** Begin Supplied material **

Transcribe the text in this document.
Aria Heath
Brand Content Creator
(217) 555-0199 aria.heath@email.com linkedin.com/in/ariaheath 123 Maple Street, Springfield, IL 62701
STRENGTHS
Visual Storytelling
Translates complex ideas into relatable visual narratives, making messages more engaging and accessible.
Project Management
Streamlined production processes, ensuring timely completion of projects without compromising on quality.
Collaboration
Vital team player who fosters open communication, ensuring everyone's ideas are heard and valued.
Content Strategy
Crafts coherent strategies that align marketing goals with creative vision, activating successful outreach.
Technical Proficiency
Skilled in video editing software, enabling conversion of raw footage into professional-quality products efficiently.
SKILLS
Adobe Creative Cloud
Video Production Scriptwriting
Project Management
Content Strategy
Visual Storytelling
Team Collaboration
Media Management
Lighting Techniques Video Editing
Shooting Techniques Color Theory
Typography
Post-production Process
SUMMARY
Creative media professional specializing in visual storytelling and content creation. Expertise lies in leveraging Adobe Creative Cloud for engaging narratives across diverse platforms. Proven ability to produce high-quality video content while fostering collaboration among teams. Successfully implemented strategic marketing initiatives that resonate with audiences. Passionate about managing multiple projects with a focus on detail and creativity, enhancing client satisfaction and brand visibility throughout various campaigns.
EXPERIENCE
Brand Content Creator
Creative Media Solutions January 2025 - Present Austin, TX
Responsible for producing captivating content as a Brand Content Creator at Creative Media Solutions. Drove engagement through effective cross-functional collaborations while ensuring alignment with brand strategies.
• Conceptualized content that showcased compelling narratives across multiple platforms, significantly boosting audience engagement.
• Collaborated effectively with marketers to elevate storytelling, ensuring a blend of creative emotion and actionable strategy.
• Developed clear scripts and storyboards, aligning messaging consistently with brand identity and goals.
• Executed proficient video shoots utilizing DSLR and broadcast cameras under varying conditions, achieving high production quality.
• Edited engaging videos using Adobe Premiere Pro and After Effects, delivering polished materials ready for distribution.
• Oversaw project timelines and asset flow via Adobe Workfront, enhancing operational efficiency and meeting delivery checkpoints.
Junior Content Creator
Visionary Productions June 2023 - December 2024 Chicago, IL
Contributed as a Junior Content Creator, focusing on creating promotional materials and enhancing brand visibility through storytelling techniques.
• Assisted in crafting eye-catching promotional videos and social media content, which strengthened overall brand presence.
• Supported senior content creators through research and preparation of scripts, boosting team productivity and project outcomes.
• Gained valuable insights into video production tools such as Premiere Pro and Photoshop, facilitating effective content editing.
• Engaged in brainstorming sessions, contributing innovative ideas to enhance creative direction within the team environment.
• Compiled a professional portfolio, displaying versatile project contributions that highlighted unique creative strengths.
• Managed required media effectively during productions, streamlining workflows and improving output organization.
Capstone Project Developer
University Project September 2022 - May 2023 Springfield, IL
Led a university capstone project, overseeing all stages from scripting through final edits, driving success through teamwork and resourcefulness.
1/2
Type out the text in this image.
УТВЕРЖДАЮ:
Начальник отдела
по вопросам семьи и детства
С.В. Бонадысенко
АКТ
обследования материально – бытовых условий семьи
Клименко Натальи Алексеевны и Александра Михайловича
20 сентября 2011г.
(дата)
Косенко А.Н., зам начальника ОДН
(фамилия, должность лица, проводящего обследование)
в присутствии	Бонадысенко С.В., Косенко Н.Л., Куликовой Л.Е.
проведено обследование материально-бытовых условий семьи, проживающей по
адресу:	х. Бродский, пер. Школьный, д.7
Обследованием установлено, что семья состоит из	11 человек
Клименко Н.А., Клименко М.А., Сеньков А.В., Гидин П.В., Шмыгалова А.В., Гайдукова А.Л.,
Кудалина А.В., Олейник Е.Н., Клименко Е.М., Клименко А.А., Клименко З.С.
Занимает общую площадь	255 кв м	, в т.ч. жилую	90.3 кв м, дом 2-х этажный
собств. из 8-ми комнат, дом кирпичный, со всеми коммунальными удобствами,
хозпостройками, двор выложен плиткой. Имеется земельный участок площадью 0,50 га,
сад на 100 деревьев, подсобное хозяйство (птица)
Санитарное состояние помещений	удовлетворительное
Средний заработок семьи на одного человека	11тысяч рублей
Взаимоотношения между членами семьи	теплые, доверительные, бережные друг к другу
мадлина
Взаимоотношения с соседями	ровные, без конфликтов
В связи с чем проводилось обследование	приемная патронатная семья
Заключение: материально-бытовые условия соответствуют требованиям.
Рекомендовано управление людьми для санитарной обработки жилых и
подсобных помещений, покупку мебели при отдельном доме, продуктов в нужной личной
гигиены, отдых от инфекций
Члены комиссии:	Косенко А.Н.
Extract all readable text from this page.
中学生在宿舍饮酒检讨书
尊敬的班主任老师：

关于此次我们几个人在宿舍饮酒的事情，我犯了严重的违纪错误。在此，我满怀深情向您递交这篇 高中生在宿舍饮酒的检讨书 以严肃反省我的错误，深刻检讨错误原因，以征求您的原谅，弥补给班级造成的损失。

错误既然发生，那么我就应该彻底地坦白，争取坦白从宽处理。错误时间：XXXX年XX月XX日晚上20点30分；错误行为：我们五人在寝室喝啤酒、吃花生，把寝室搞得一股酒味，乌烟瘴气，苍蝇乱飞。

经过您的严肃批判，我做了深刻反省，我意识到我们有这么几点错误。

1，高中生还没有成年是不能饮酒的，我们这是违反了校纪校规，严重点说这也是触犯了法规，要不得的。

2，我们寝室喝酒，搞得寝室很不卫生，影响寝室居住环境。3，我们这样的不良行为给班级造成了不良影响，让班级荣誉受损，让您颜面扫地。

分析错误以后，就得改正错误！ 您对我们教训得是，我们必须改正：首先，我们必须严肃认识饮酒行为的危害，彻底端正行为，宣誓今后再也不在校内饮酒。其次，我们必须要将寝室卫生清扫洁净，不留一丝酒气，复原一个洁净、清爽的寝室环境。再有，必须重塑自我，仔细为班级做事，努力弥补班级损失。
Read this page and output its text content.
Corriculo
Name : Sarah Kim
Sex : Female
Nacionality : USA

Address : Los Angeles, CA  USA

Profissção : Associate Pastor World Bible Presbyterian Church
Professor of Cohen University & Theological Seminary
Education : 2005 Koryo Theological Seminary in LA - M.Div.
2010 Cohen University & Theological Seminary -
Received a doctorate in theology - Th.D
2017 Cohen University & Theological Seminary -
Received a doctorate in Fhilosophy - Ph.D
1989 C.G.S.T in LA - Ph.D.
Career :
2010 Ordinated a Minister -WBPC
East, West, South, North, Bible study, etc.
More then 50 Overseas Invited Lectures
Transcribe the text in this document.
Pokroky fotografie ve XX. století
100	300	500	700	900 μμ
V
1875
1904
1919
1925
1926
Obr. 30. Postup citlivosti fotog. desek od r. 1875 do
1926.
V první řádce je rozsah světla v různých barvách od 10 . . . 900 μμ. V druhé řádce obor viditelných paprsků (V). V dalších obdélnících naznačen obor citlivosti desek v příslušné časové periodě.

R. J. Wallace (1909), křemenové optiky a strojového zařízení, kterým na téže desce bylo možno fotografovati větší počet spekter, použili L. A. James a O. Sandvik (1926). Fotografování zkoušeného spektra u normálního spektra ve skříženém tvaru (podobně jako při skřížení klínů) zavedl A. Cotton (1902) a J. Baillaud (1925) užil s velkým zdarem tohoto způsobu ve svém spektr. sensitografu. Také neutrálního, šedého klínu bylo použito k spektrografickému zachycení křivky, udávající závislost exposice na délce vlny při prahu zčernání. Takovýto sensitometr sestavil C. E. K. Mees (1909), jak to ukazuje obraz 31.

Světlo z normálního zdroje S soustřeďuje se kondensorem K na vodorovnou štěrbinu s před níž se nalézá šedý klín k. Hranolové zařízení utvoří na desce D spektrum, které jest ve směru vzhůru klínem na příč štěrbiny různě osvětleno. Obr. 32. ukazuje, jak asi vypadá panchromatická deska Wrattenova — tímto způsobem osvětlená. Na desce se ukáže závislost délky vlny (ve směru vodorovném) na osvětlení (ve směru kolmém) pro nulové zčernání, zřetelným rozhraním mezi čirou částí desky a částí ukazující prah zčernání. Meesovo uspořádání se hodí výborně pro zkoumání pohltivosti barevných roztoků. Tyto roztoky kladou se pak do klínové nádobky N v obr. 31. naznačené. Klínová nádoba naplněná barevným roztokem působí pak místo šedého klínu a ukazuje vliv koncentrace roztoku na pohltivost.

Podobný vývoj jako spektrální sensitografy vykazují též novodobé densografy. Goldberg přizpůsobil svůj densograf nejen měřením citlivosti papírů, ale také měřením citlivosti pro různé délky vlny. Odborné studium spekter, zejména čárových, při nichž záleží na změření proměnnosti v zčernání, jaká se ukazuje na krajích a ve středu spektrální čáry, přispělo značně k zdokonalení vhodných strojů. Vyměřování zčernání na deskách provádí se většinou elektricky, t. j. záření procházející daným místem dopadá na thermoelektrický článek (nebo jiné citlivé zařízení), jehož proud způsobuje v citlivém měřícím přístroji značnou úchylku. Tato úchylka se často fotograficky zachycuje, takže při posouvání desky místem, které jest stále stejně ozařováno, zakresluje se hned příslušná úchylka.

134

** End Supplied material **

Where a line holds the string "Cloud", copy that line.

* Completed exercise
Adobe Creative Cloud
Creative media professional specializing in visual storytelling and content creation. Expertise lies in leveraging Adobe Creative Cloud for engaging narratives across diverse platforms. Proven ability to produce high-quality video content while fostering collaboration among teams. Successfully implemented strategic marketing initiatives that resonate with audiences. Passionate about managing multiple projects with a focus on detail and creativity, enhancing client satisfaction and brand visibility throughout various campaigns.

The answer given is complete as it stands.